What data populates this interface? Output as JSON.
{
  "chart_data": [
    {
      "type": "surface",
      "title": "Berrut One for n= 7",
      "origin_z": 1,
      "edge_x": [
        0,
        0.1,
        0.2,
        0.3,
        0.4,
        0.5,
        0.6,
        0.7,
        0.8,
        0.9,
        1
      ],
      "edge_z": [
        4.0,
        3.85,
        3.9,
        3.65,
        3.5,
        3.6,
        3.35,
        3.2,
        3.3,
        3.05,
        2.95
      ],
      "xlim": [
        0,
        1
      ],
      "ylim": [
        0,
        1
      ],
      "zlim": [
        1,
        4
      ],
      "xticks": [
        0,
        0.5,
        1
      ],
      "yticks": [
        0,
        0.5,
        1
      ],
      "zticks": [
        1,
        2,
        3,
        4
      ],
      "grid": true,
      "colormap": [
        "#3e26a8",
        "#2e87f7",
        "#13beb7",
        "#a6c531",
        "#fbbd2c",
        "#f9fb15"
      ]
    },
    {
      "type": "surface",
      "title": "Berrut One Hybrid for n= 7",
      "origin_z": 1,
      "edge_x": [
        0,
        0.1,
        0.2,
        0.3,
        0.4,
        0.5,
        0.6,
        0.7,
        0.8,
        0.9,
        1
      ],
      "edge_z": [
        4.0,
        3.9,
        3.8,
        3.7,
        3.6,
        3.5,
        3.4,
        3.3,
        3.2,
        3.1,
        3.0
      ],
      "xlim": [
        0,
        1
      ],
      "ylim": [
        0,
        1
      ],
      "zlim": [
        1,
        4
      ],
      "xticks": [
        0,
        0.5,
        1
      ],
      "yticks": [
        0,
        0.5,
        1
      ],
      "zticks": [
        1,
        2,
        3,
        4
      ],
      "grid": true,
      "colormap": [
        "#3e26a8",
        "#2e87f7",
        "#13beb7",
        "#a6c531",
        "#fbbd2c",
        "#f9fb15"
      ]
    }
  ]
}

+===+

__Task to carry out__
Extract all the material, leaving every line as it is.

__Solution to the problem__
What data populates this interface? Output as JSON.
{
  "chart_data": [
    {
      "type": "surface",
      "title": "Berrut One for n= 7",
      "origin_z": 1,
      "edge_x": [
        0,
        0.1,
        0.2,
        0.3,
        0.4,
        0.5,
        0.6,
        0.7,
        0.8,
        0.9,
        1
      ],
      "edge_z": [
        4.0,
        3.85,
        3.9,
        3.65,
        3.5,
        3.6,
        3.35,
        3.2,
        3.3,
        3.05,
        2.95
      ],
      "xlim": [
        0,
        1
      ],
      "ylim": [
        0,
        1
      ],
      "zlim": [
        1,
        4
      ],
      "xticks": [
        0,
        0.5,
        1
      ],
      "yticks": [
        0,
        0.5,
        1
      ],
      "zticks": [
        1,
        2,
        3,
        4
      ],
      "grid": true,
      "colormap": [
        "#3e26a8",
        "#2e87f7",
        "#13beb7",
        "#a6c531",
        "#fbbd2c",
        "#f9fb15"
      ]
    },
    {
      "type": "surface",
      "title": "Berrut One Hybrid for n= 7",
      "origin_z": 1,
      "edge_x": [
        0,
        0.1,
        0.2,
        0.3,
        0.4,
        0.5,
        0.6,
        0.7,
        0.8,
        0.9,
        1
      ],
      "edge_z": [
        4.0,
        3.9,
        3.8,
        3.7,
        3.6,
        3.5,
        3.4,
        3.3,
        3.2,
        3.1,
        3.0
      ],
      "xlim": [
        0,
        1
      ],
      "ylim": [
        0,
        1
      ],
      "zlim": [
        1,
        4
      ],
      "xticks": [
        0,
        0.5,
        1
      ],
      "yticks": [
        0,
        0.5,
        1
      ],
      "zticks": [
        1,
        2,
        3,
        4
      ],
      "grid": true,
      "colormap": [
        "#3e26a8",
        "#2e87f7",
        "#13beb7",
        "#a6c531",
        "#fbbd2c",
        "#f9fb15"
      ]
    }
  ]
}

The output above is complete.